» STATED EXERCISE: Can you restate the records below word for word?

» LISTING:
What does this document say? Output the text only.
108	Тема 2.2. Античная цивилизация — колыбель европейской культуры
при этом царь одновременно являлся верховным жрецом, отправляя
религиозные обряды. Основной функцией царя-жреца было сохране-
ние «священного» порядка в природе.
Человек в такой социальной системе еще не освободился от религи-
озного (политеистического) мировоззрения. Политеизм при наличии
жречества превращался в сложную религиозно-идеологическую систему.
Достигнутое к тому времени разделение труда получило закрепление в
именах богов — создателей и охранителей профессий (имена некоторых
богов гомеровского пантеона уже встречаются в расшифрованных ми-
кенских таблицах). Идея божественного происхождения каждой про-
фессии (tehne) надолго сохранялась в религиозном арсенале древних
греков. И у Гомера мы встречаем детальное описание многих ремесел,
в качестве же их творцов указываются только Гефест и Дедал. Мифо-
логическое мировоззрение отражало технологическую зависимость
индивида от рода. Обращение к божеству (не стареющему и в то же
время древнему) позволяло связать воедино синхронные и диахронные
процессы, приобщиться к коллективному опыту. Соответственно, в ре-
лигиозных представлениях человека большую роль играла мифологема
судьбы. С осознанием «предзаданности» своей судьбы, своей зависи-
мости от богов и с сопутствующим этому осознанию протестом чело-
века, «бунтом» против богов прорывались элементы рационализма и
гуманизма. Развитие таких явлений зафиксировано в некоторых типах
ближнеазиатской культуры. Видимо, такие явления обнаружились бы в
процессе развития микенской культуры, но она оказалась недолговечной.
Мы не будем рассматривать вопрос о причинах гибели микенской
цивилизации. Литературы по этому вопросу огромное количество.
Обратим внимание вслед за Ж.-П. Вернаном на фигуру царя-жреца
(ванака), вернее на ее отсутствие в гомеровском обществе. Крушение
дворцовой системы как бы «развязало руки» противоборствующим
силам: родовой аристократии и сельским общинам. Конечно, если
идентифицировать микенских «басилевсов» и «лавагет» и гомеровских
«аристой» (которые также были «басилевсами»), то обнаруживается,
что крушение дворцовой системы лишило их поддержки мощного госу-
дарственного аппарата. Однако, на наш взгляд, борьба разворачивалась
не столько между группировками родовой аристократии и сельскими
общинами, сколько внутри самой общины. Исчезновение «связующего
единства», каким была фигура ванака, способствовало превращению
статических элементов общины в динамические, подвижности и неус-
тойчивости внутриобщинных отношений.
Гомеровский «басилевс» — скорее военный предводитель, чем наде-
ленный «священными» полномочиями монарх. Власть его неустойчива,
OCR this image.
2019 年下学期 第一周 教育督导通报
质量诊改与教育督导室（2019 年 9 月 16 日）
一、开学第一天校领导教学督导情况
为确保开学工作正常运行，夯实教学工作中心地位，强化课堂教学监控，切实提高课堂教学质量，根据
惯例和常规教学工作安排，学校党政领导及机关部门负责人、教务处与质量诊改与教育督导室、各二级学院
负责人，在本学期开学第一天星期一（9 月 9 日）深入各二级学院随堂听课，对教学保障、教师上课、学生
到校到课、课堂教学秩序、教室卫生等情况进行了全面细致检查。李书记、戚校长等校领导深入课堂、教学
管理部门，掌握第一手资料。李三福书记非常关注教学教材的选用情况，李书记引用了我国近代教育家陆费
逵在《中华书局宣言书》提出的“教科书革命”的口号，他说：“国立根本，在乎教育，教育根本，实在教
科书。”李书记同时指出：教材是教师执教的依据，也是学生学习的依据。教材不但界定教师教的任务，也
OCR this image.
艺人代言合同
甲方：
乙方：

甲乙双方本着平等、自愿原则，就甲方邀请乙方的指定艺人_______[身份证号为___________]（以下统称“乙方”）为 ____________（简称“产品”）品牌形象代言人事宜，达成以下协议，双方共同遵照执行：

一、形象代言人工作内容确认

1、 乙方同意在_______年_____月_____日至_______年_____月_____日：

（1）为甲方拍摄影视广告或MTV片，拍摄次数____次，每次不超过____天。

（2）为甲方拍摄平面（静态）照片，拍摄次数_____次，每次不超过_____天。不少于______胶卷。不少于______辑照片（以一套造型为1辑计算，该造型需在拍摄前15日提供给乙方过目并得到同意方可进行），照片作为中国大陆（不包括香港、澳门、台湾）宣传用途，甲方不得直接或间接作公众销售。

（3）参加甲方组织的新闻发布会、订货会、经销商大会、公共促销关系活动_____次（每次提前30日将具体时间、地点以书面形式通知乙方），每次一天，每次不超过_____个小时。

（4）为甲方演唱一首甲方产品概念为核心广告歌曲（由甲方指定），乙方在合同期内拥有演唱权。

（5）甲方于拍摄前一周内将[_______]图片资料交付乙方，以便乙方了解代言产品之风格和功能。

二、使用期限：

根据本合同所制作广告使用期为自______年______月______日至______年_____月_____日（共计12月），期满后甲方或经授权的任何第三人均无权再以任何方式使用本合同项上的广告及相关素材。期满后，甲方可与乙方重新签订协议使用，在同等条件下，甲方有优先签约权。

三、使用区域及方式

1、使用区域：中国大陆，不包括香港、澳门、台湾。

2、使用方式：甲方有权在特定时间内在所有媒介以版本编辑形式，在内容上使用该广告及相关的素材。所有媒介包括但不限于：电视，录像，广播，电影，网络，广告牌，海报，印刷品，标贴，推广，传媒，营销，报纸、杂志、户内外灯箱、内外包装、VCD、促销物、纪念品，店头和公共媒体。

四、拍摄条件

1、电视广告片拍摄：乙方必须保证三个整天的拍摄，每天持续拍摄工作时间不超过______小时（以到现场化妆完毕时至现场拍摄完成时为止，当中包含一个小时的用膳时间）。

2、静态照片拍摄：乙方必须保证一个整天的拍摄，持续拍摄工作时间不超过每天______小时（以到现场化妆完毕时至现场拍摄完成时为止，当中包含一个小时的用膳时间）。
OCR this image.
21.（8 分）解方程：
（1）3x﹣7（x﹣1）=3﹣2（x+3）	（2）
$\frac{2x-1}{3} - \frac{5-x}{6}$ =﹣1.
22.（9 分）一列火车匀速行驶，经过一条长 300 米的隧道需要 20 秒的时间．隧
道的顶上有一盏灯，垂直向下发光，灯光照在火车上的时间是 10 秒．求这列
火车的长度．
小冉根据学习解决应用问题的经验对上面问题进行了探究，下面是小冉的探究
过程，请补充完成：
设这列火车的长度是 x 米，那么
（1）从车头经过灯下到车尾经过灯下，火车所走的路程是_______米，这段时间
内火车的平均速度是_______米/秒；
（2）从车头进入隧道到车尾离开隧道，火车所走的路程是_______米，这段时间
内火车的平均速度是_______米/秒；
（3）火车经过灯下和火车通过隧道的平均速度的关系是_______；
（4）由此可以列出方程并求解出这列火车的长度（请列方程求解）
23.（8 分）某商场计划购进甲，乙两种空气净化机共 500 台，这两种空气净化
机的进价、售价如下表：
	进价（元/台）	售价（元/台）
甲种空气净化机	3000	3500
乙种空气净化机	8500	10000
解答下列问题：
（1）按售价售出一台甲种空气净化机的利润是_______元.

» RESPONSE TO THIS TASK:
What does this document say? Output the text only.
108	Тема 2.2. Античная цивилизация — колыбель европейской культуры
при этом царь одновременно являлся верховным жрецом, отправляя
религиозные обряды. Основной функцией царя-жреца было сохране-
ние «священного» порядка в природе.
Человек в такой социальной системе еще не освободился от религи-
озного (политеистического) мировоззрения. Политеизм при наличии
жречества превращался в сложную религиозно-идеологическую систему.
Достигнутое к тому времени разделение труда получило закрепление в
именах богов — создателей и охранителей профессий (имена некоторых
богов гомеровского пантеона уже встречаются в расшифрованных ми-
кенских таблицах). Идея божественного происхождения каждой про-
фессии (tehne) надолго сохранялась в религиозном арсенале древних
греков. И у Гомера мы встречаем детальное описание многих ремесел,
в качестве же их творцов указываются только Гефест и Дедал. Мифо-
логическое мировоззрение отражало технологическую зависимость
индивида от рода. Обращение к божеству (не стареющему и в то же
время древнему) позволяло связать воедино синхронные и диахронные
процессы, приобщиться к коллективному опыту. Соответственно, в ре-
лигиозных представлениях человека большую роль играла мифологема
судьбы. С осознанием «предзаданности» своей судьбы, своей зависи-
мости от богов и с сопутствующим этому осознанию протестом чело-
века, «бунтом» против богов прорывались элементы рационализма и
гуманизма. Развитие таких явлений зафиксировано в некоторых типах
ближнеазиатской культуры. Видимо, такие явления обнаружились бы в
процессе развития микенской культуры, но она оказалась недолговечной.
Мы не будем рассматривать вопрос о причинах гибели микенской
цивилизации. Литературы по этому вопросу огромное количество.
Обратим внимание вслед за Ж.-П. Вернаном на фигуру царя-жреца
(ванака), вернее на ее отсутствие в гомеровском обществе. Крушение
дворцовой системы как бы «развязало руки» противоборствующим
силам: родовой аристократии и сельским общинам. Конечно, если
идентифицировать микенских «басилевсов» и «лавагет» и гомеровских
«аристой» (которые также были «басилевсами»), то обнаруживается,
что крушение дворцовой системы лишило их поддержки мощного госу-
дарственного аппарата. Однако, на наш взгляд, борьба разворачивалась
не столько между группировками родовой аристократии и сельскими
общинами, сколько внутри самой общины. Исчезновение «связующего
единства», каким была фигура ванака, способствовало превращению
статических элементов общины в динамические, подвижности и неус-
тойчивости внутриобщинных отношений.
Гомеровский «басилевс» — скорее военный предводитель, чем наде-
ленный «священными» полномочиями монарх. Власть его неустойчива,
OCR this image.
2019 年下学期 第一周 教育督导通报
质量诊改与教育督导室（2019 年 9 月 16 日）
一、开学第一天校领导教学督导情况
为确保开学工作正常运行，夯实教学工作中心地位，强化课堂教学监控，切实提高课堂教学质量，根据
惯例和常规教学工作安排，学校党政领导及机关部门负责人、教务处与质量诊改与教育督导室、各二级学院
负责人，在本学期开学第一天星期一（9 月 9 日）深入各二级学院随堂听课，对教学保障、教师上课、学生
到校到课、课堂教学秩序、教室卫生等情况进行了全面细致检查。李书记、戚校长等校领导深入课堂、教学
管理部门，掌握第一手资料。李三福书记非常关注教学教材的选用情况，李书记引用了我国近代教育家陆费
逵在《中华书局宣言书》提出的“教科书革命”的口号，他说：“国立根本，在乎教育，教育根本，实在教
科书。”李书记同时指出：教材是教师执教的依据，也是学生学习的依据。教材不但界定教师教的任务，也
OCR this image.
艺人代言合同
甲方：
乙方：

甲乙双方本着平等、自愿原则，就甲方邀请乙方的指定艺人_______[身份证号为___________]（以下统称“乙方”）为 ____________（简称“产品”）品牌形象代言人事宜，达成以下协议，双方共同遵照执行：

一、形象代言人工作内容确认

1、 乙方同意在_______年_____月_____日至_______年_____月_____日：

（1）为甲方拍摄影视广告或MTV片，拍摄次数____次，每次不超过____天。

（2）为甲方拍摄平面（静态）照片，拍摄次数_____次，每次不超过_____天。不少于______胶卷。不少于______辑照片（以一套造型为1辑计算，该造型需在拍摄前15日提供给乙方过目并得到同意方可进行），照片作为中国大陆（不包括香港、澳门、台湾）宣传用途，甲方不得直接或间接作公众销售。

（3）参加甲方组织的新闻发布会、订货会、经销商大会、公共促销关系活动_____次（每次提前30日将具体时间、地点以书面形式通知乙方），每次一天，每次不超过_____个小时。

（4）为甲方演唱一首甲方产品概念为核心广告歌曲（由甲方指定），乙方在合同期内拥有演唱权。

（5）甲方于拍摄前一周内将[_______]图片资料交付乙方，以便乙方了解代言产品之风格和功能。

二、使用期限：

根据本合同所制作广告使用期为自______年______月______日至______年_____月_____日（共计12月），期满后甲方或经授权的任何第三人均无权再以任何方式使用本合同项上的广告及相关素材。期满后，甲方可与乙方重新签订协议使用，在同等条件下，甲方有优先签约权。

三、使用区域及方式

1、使用区域：中国大陆，不包括香港、澳门、台湾。

2、使用方式：甲方有权在特定时间内在所有媒介以版本编辑形式，在内容上使用该广告及相关的素材。所有媒介包括但不限于：电视，录像，广播，电影，网络，广告牌，海报，印刷品，标贴，推广，传媒，营销，报纸、杂志、户内外灯箱、内外包装、VCD、促销物、纪念品，店头和公共媒体。

四、拍摄条件

1、电视广告片拍摄：乙方必须保证三个整天的拍摄，每天持续拍摄工作时间不超过______小时（以到现场化妆完毕时至现场拍摄完成时为止，当中包含一个小时的用膳时间）。

2、静态照片拍摄：乙方必须保证一个整天的拍摄，持续拍摄工作时间不超过每天______小时（以到现场化妆完毕时至现场拍摄完成时为止，当中包含一个小时的用膳时间）。
OCR this image.
21.（8 分）解方程：
（1）3x﹣7（x﹣1）=3﹣2（x+3）	（2）
$\frac{2x-1}{3} - \frac{5-x}{6}$ =﹣1.
22.（9 分）一列火车匀速行驶，经过一条长 300 米的隧道需要 20 秒的时间．隧
道的顶上有一盏灯，垂直向下发光，灯光照在火车上的时间是 10 秒．求这列
火车的长度．
小冉根据学习解决应用问题的经验对上面问题进行了探究，下面是小冉的探究
过程，请补充完成：
设这列火车的长度是 x 米，那么
（1）从车头经过灯下到车尾经过灯下，火车所走的路程是_______米，这段时间
内火车的平均速度是_______米/秒；
（2）从车头进入隧道到车尾离开隧道，火车所走的路程是_______米，这段时间
内火车的平均速度是_______米/秒；
（3）火车经过灯下和火车通过隧道的平均速度的关系是_______；
（4）由此可以列出方程并求解出这列火车的长度（请列方程求解）
23.（8 分）某商场计划购进甲，乙两种空气净化机共 500 台，这两种空气净化
机的进价、售价如下表：
	进价（元/台）	售价（元/台）
甲种空气净化机	3000	3500
乙种空气净化机	8500	10000
解答下列问题：
（1）按售价售出一台甲种空气净化机的利润是_______元.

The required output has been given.